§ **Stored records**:
------------
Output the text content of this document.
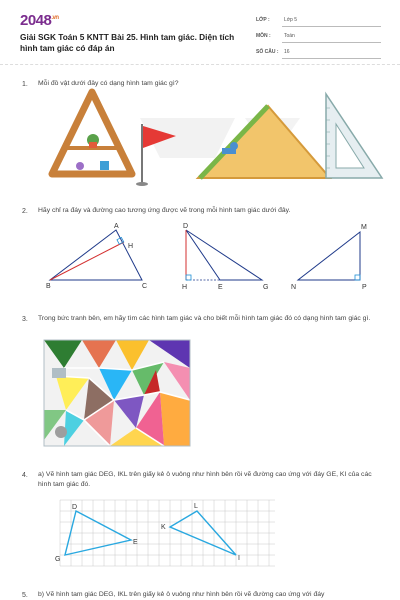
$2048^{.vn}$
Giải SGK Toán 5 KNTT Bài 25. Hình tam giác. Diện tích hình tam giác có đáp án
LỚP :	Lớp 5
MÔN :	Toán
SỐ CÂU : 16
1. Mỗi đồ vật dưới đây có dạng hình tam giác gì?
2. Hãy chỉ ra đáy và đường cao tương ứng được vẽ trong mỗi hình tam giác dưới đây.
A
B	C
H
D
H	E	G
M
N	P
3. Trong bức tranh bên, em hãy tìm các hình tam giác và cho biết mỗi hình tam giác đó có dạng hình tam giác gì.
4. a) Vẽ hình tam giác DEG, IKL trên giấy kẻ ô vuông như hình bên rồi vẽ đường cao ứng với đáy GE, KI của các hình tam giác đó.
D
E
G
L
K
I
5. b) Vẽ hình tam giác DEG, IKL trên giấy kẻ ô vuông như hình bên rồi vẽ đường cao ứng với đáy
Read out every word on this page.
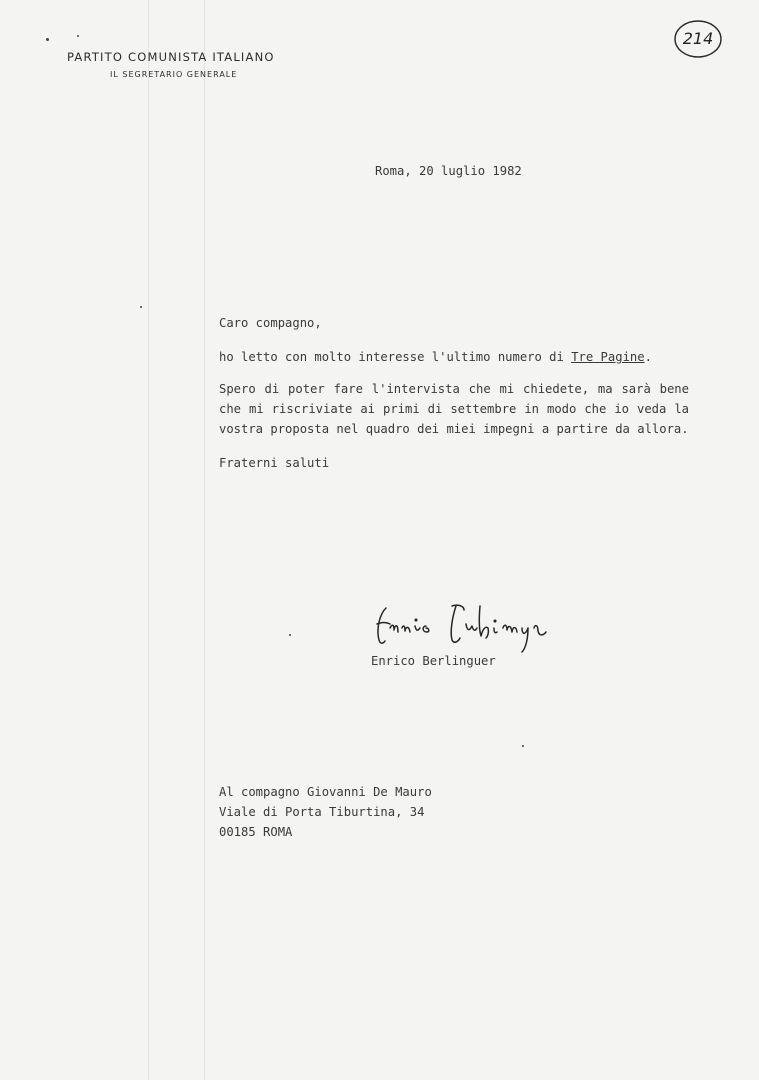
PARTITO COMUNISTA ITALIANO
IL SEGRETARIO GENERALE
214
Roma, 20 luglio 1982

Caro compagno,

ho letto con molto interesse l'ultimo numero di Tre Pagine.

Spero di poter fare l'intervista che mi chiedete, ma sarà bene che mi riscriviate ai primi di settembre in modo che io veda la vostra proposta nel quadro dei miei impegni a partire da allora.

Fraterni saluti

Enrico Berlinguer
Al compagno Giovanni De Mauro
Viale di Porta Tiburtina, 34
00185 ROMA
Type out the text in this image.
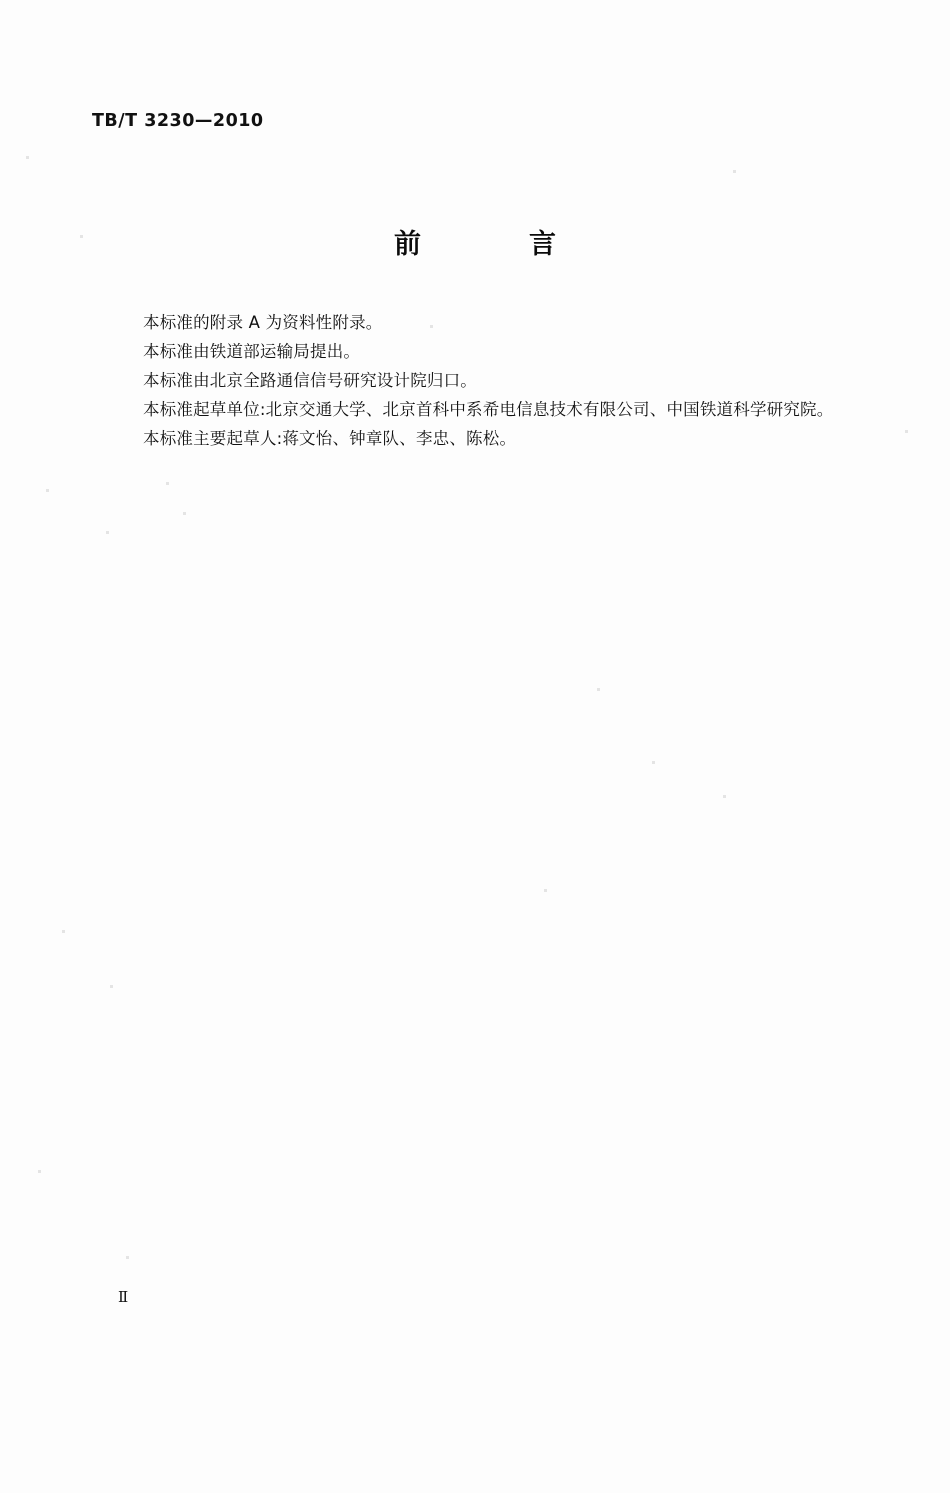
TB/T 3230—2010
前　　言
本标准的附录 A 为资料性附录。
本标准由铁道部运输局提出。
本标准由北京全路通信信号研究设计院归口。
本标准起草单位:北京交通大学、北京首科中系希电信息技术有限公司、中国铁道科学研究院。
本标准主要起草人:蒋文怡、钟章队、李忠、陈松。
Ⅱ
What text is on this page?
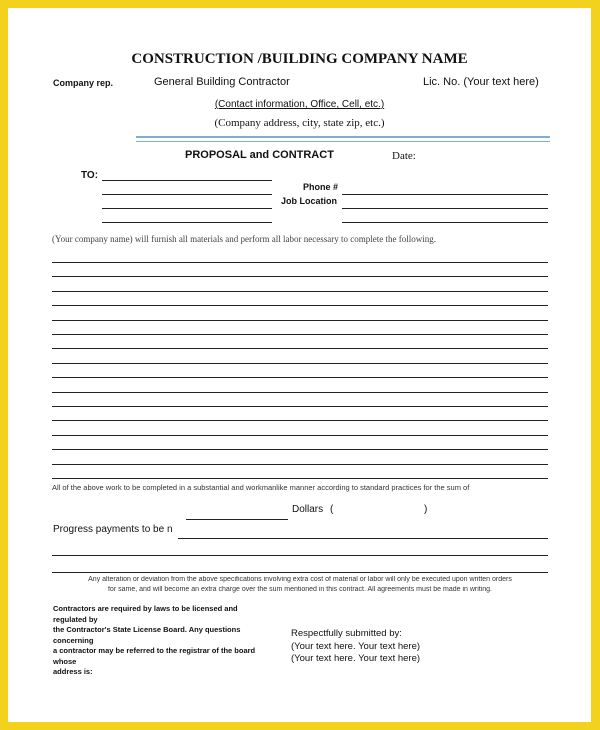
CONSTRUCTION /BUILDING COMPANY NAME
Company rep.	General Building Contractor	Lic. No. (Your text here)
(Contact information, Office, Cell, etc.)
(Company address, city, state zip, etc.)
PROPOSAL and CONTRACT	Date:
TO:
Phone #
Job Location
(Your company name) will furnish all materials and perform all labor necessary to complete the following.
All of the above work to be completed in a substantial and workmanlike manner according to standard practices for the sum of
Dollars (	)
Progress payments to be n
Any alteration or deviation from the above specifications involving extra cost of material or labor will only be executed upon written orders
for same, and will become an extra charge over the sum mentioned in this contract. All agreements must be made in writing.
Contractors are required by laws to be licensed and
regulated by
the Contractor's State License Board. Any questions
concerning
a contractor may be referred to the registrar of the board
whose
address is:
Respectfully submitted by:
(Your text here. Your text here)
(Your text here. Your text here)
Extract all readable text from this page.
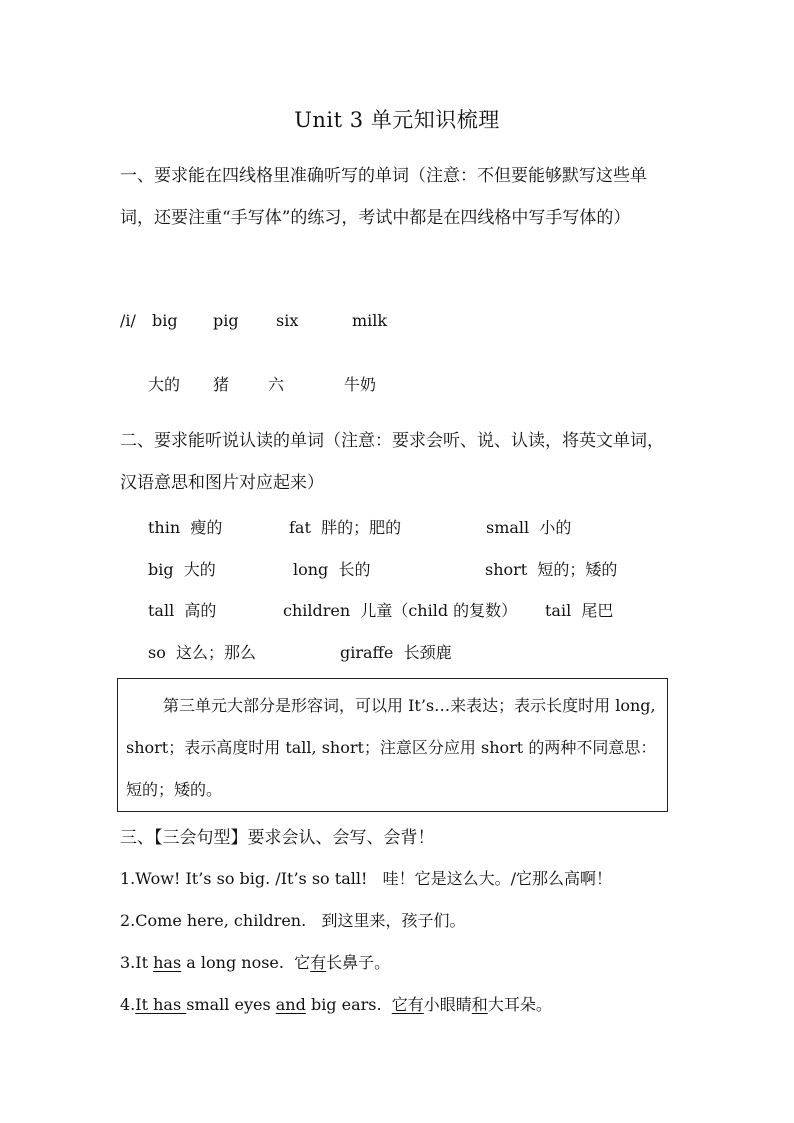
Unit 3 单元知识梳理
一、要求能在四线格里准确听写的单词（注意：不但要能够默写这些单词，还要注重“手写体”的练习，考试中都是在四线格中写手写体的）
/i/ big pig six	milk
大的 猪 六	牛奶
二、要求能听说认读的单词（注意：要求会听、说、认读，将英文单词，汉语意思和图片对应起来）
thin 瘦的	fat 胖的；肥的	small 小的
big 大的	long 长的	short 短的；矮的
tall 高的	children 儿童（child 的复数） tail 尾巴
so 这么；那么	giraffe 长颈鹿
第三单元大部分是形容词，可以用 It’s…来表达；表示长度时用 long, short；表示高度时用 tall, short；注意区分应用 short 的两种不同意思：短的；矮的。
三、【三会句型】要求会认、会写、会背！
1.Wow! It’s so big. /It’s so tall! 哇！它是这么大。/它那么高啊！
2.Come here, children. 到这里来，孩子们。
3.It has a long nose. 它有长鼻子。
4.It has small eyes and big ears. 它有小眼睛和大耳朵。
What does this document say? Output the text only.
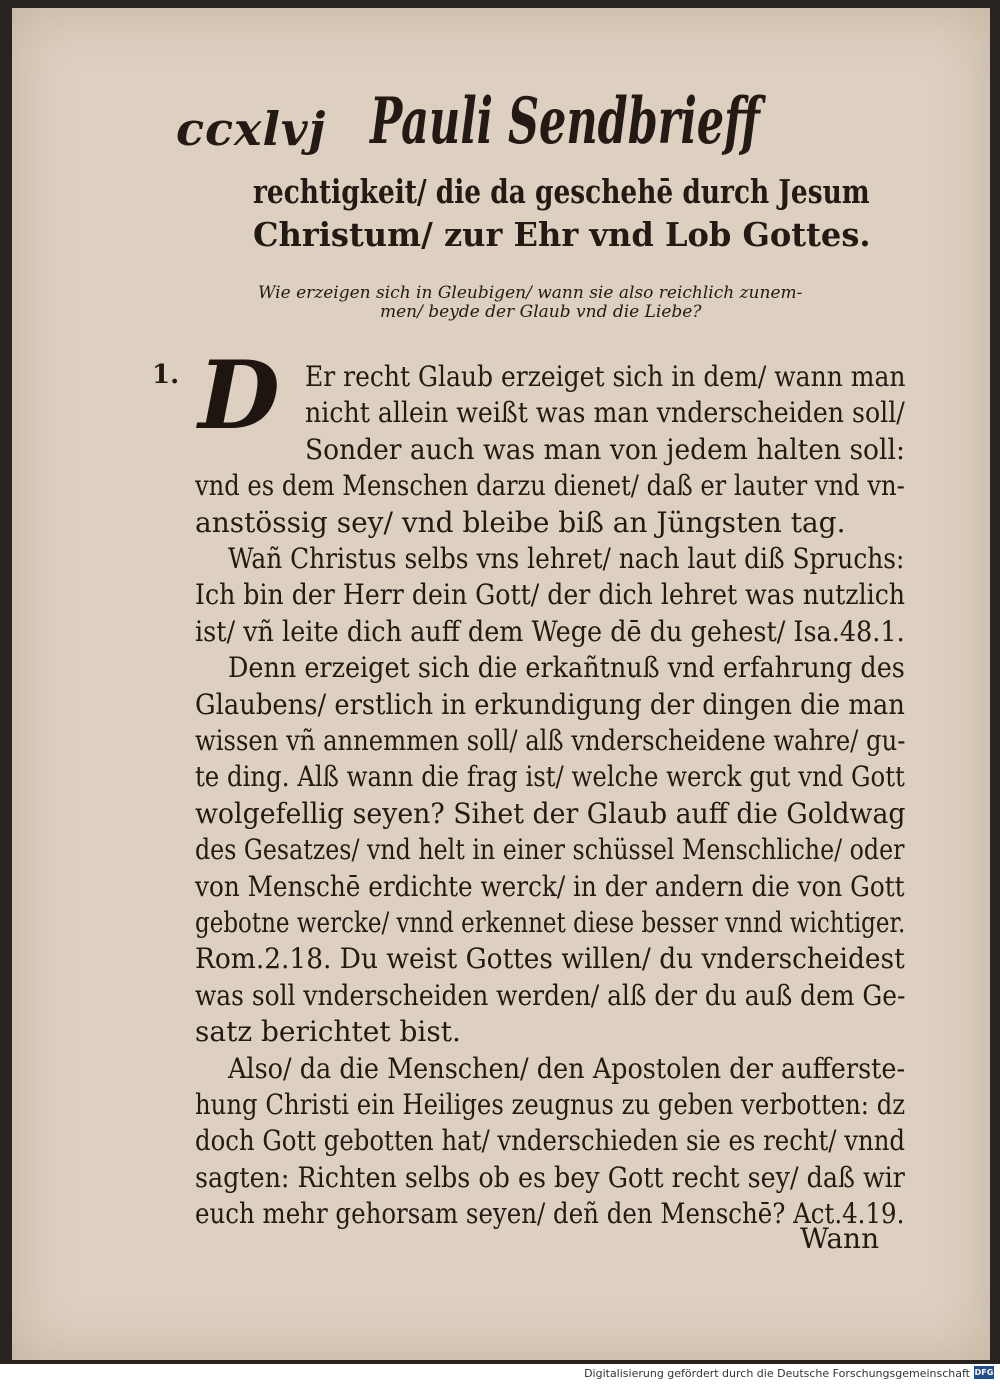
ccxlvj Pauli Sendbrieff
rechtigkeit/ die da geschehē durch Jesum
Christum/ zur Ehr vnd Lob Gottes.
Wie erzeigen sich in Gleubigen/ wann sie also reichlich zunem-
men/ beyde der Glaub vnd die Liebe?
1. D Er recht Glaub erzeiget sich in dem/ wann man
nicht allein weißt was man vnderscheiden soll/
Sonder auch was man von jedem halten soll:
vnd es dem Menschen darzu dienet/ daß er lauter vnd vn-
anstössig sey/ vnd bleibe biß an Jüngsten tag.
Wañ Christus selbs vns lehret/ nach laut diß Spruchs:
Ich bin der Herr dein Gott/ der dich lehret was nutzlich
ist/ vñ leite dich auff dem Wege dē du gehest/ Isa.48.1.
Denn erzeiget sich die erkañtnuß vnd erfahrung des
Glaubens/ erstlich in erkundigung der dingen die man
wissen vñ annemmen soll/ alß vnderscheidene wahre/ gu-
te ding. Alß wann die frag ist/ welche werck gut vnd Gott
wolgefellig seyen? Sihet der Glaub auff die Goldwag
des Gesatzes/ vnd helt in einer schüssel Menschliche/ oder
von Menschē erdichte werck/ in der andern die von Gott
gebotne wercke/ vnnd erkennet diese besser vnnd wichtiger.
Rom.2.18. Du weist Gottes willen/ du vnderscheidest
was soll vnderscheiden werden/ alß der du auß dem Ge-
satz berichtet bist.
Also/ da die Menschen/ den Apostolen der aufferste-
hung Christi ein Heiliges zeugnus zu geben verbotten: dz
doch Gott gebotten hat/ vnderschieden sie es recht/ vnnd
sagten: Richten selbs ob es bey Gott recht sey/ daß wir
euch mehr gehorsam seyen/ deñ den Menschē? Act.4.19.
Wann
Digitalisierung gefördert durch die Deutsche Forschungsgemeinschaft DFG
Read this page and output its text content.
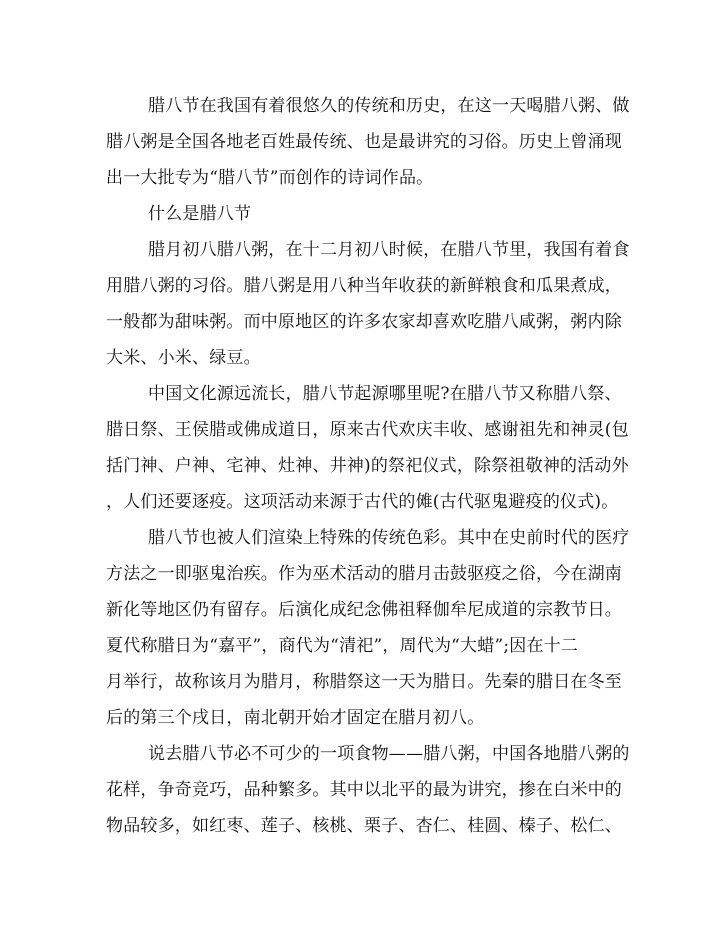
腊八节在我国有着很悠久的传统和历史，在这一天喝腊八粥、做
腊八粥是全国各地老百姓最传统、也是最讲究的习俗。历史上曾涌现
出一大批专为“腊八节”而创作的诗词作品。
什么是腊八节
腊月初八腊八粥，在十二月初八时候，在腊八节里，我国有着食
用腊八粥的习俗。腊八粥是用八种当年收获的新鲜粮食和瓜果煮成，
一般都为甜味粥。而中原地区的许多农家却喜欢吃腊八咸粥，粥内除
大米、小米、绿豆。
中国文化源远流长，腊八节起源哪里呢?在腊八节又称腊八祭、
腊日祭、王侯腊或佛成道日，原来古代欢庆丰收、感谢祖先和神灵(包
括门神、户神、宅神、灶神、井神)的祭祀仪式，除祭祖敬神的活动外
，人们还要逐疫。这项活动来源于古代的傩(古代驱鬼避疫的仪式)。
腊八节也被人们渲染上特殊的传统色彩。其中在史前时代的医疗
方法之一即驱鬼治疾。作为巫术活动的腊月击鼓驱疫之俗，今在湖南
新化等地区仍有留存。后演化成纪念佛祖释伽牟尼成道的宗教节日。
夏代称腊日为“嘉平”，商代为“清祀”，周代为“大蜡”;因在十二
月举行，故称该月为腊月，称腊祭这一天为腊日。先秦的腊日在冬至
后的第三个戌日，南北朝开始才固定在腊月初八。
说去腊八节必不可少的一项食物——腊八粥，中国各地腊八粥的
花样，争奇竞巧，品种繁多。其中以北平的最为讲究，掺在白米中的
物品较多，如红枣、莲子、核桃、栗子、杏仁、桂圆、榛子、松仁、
------------
§ **Task**: Leave out all pictures and retype precisely the lines that run from the line containing "Read this page and output its text content." to the last line of the records.

§ **Output of the exercise**:
Read this page and output its text content.
腊八节在我国有着很悠久的传统和历史，在这一天喝腊八粥、做
腊八粥是全国各地老百姓最传统、也是最讲究的习俗。历史上曾涌现
出一大批专为“腊八节”而创作的诗词作品。
什么是腊八节
腊月初八腊八粥，在十二月初八时候，在腊八节里，我国有着食
用腊八粥的习俗。腊八粥是用八种当年收获的新鲜粮食和瓜果煮成，
一般都为甜味粥。而中原地区的许多农家却喜欢吃腊八咸粥，粥内除
大米、小米、绿豆。
中国文化源远流长，腊八节起源哪里呢?在腊八节又称腊八祭、
腊日祭、王侯腊或佛成道日，原来古代欢庆丰收、感谢祖先和神灵(包
括门神、户神、宅神、灶神、井神)的祭祀仪式，除祭祖敬神的活动外
，人们还要逐疫。这项活动来源于古代的傩(古代驱鬼避疫的仪式)。
腊八节也被人们渲染上特殊的传统色彩。其中在史前时代的医疗
方法之一即驱鬼治疾。作为巫术活动的腊月击鼓驱疫之俗，今在湖南
新化等地区仍有留存。后演化成纪念佛祖释伽牟尼成道的宗教节日。
夏代称腊日为“嘉平”，商代为“清祀”，周代为“大蜡”;因在十二
月举行，故称该月为腊月，称腊祭这一天为腊日。先秦的腊日在冬至
后的第三个戌日，南北朝开始才固定在腊月初八。
说去腊八节必不可少的一项食物——腊八粥，中国各地腊八粥的
花样，争奇竞巧，品种繁多。其中以北平的最为讲究，掺在白米中的
物品较多，如红枣、莲子、核桃、栗子、杏仁、桂圆、榛子、松仁、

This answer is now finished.